By Glen Kalem - Habib
On May 26, 2021, during the opening ceremony of an International Conference organized by the Lebanese House (Al-Bayt Al-Lubnani) in Moscow, a symposium dedicated to the 90th anniversary of Kahlil Gibran's death, a letter by Italian researcher Francesco Medici was read by Dr Mishal Khaddaj, executive secretary of the above-mentioned association. Addressing participants via Zoom the letter was translated for this occasion from the original Russian into Arabic.
Here below is the transcript of Medici’s letter in its English translation:
Esteemed Lebanese and Russian scholars and lecturers.
Unfortunately, I will not be able to attend this important conference organized on the occasion of the 90th anniversary of the death of Kahlil Gibran.
I must confess – and I apologize for this – that until recently I did not know about the existence of the Lebanese House in Moscow. Such a discovery made me very happy because I consider Lebanon my second home despite the fact that I am Italian.
Gibran was interested in all the cultures of the world. Just as he loved Italy, he also felt a great love for Russia, (as did his friends) Mikhail Naimy and Nasib Arida; even though he did not speak the Russian language. For this reason, I decided that my welcome and friendly letter addressed to all of you should be translated from Italian into Russian.
In the summer of 1931, Ameen Rihani sent Professor Ignaty Krachkovsky a copy of a poem he had composed for Gibran’s funeral in Lebanon. This is how the great Russian and Soviet Arabist learned about the death of the writer-painter, and on September 17 from Leningrad, he wrote to Rihani that he was deeply saddened by that loss. In addition to Krachkovsky, there is no need to remind you of great Russian scholars such as Anna Dolinina and Aida Imanguliyeva, who made a huge contribution to the world knowledge of the Arab literature of the diaspora.
We learn from the diaries of Mary Haskell, Gibran’s patroness, a great deal of his interest in Russia, referring to it as “creative energy.” His personal collection of precious and rare artworks included several Russian pieces, such as some enamel bowls and spoons, which he used for his daily meals. We know that Gibran was fond of the works of Leo Tolstoy, and we should not forget that the Arab-American magazine “Al-Funoon,” with which he was a collaborator, often published excerpts from great Russian authors such as Leonid Andreyev, Anton Chekhov, Maxim Gorky into Arabic.
Gibran adored Russian composers because their works reminded him of Arabic music. In a 1919 interview, he stated: “The songs of southern Russia […] would be well understood and enjoyed by my people, their origin often being Arabic. Tchaikovsky […] has felt its influence.” His admiration for the Russian Jewish violinist Mischa Elman and his friendship with the blind baritone Vladimir Resnikoff, who often performed interpretation of bygone Russian folklore in the United States, cannot go without a mention.
Gibran was also sympathetic to Russia in the political sense: according to him, if it were not for the opposition of the European powers, Russia could easily defeat the Turks, freeing the Arab regions from the Ottoman yoke (Mary Haskell, Journal, July 19, 1921).

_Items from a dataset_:
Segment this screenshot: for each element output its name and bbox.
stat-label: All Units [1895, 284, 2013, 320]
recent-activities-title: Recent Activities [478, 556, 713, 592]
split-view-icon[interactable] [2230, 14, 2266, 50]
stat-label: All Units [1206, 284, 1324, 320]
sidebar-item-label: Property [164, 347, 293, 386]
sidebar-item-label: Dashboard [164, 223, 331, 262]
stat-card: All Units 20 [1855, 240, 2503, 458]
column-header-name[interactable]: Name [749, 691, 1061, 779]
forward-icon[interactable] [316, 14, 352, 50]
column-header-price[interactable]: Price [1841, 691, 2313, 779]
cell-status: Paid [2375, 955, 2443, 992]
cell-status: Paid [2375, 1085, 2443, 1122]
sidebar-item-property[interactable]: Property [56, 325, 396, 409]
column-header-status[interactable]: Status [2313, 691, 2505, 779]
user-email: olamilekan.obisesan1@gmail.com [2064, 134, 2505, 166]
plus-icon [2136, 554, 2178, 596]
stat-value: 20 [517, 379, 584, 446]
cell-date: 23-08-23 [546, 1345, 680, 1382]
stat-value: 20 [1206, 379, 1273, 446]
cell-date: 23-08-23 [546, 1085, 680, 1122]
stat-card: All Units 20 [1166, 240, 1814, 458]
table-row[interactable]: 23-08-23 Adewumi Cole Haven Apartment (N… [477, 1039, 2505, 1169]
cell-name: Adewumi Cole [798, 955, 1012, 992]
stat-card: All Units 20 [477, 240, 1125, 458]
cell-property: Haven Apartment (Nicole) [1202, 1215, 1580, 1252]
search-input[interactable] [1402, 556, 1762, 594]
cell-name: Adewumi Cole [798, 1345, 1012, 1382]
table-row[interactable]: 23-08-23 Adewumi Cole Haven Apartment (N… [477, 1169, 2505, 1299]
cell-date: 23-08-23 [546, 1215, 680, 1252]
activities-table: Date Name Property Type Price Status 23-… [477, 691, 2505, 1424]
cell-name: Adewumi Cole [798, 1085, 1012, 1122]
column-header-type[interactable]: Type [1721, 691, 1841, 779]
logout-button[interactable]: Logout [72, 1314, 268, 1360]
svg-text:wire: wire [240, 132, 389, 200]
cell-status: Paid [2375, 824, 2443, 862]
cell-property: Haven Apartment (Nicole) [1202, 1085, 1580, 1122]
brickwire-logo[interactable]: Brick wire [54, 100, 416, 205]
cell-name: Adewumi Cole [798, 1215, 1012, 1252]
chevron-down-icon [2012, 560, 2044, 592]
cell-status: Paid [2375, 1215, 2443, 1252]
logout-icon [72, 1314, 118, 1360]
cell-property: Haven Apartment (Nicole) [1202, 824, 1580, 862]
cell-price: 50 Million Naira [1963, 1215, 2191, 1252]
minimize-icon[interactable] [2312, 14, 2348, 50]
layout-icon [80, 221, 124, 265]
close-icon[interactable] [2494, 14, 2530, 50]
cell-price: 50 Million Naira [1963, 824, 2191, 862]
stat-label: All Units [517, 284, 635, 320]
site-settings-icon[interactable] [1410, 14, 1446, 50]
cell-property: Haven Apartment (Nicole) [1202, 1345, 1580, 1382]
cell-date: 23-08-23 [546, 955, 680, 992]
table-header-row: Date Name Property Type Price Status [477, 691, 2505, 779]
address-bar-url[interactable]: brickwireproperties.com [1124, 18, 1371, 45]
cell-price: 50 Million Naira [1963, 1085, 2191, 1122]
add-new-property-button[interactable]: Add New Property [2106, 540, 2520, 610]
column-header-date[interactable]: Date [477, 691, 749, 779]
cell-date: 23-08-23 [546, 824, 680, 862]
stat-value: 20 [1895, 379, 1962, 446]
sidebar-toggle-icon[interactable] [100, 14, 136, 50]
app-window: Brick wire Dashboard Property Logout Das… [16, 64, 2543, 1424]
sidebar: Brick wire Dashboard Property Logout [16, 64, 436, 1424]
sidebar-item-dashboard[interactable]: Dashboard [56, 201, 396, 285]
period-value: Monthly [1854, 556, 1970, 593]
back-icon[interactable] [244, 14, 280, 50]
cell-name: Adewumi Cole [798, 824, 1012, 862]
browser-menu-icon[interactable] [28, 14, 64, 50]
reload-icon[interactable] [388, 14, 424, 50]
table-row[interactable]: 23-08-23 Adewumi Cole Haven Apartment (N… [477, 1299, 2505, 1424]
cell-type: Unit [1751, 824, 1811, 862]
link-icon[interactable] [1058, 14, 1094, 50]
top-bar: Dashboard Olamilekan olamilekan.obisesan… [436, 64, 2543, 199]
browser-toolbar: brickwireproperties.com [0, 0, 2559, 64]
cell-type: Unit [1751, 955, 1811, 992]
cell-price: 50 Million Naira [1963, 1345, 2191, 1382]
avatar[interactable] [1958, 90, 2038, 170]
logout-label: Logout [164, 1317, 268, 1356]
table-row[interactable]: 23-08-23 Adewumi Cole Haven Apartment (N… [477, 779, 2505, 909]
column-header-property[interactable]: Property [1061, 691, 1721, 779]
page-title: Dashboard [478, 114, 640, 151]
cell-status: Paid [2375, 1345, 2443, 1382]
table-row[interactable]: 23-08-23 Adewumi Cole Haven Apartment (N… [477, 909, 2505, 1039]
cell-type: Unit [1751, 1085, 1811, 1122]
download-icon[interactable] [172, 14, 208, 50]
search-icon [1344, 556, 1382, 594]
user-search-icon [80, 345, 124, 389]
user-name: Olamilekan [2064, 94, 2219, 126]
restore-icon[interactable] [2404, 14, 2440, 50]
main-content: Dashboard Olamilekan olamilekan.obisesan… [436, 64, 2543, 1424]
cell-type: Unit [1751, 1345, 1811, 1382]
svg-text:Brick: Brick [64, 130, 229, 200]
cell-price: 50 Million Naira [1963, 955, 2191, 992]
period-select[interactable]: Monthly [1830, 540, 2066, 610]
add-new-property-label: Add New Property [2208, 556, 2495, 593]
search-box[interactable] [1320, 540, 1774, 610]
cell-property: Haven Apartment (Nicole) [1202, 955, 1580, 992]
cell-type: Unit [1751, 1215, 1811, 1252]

_What to work on_:
a: List every Russian author whose works the Gibran article says Gibran was fond of or "Al-Funoon" published in Arabic.
b: Resume the Gibran article after its last sentence, continuing Medici's letter.

_Answers provided_:
a: Leo Tolstoy, Leonid Andreyev, Anton Chekhov, Maxim Gorky

b:
Raised in a Maronite family, Gibran was raised as a child with the greatest religious openness. He never agreed with the sectarian ideologies that divided the Maronites and the Orthodox, even in the Syro-Lebanese communities who emigrated to America. On the contrary, he always strove for reconciliation between the two opposite factions, and many of his friends and colleagues were Orthodox Christians. In this sense, the Pen League itself is an excellent example of interreligious dialogue.
Lastly, Gibran considered Jesus “the most powerful personality in history”, comparable, in his opinion, to a Russian revolutionary for his appeal in support of the poor and oppressed (Mary Haskell, Journal, February 8, 1921)
I hope that reading this letter did not take too much precious time from the conference. I send my best wishes to all participants.
Medici mentions the member of the Russian Academy of Science Ignaty Yulianovich Krachkovsky (1883-1951), who was one of the founders of the Soviet school of Arab studies. Krachkovsky’s original Arabic letter to his friend Rihani is preserved by the ARO (Ameen Rihani Organization) and a scanned copy of it can be found in the Moise A. Khayrallah Center for Lebanese Diaspora Studies digital archive. It was translated into English by George Nicolas El-Hage, a Lebanese American poet, professor, linguist and writer, and published in his 2015 book Selected Letters of Ameen al-Rihani:
Leningrad – Russia
September 17, 1931
Dear Honorable Sir,
Greetings and peace to your far away homeland.
You have honored me with your kind gift [i.e. Rihani’s Eulogy for Kahlil Gibran] and at the same time reignited my grief and sorrow over the death of Gibran. It is one of the strangest coincidences that on the 19th of August I have buried one of my closest and dearest friends, I also said during his funeral: “I wish to God that I had died instead of him.”
Please continue to send me your news and do not forget the current “prisoner of the two dungeons” in his forced exile.